Supplied entries ▸
◇ ◇ ◇ ◇ ◇ ◇ ◇
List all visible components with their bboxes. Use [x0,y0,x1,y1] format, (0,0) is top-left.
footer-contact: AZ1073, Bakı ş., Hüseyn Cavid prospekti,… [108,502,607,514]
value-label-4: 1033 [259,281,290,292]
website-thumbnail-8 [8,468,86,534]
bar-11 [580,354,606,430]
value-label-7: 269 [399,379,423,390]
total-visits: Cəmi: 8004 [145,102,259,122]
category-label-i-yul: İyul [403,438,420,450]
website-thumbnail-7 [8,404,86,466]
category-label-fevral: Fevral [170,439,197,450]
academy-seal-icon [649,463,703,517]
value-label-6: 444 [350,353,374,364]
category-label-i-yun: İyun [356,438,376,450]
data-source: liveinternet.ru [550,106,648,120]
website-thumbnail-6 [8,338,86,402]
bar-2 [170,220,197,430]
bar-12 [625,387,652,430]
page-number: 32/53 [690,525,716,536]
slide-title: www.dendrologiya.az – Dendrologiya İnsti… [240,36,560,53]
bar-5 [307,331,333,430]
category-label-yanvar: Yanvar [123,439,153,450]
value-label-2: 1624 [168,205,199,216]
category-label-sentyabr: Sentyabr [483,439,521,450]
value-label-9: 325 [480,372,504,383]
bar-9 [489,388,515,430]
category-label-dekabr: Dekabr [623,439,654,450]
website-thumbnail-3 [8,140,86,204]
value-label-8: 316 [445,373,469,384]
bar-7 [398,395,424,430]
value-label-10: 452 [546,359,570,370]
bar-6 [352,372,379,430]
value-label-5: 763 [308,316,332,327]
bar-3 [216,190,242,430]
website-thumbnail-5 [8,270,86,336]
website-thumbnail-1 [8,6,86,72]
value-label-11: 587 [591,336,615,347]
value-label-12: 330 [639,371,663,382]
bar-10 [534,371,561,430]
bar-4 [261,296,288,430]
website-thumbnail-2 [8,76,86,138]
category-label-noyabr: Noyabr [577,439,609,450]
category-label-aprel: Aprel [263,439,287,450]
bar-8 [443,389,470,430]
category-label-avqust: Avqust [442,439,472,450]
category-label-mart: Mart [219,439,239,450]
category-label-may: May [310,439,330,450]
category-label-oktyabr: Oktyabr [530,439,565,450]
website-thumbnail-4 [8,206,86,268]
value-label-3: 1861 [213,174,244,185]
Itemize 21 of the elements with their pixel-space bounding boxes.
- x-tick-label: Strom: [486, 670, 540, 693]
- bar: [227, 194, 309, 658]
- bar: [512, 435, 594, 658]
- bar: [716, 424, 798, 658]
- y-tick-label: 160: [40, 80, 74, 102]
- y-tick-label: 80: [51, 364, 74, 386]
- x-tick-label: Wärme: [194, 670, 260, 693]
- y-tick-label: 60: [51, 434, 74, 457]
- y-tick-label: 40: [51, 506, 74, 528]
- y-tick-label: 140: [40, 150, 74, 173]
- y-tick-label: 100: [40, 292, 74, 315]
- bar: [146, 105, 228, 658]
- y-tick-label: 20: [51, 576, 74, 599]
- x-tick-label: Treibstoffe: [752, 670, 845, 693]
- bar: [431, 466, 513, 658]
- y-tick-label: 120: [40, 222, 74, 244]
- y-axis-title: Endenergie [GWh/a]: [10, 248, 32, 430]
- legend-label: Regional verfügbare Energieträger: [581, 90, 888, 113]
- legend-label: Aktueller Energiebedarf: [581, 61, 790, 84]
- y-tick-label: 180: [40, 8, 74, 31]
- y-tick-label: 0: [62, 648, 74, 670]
◇ ◇ ◇ ◇ ◇ ◇ ◇
Directions ▸ Count the lines in the listing above that contain the string "website", and reply with the number alone.

Exercise solution ▸ 8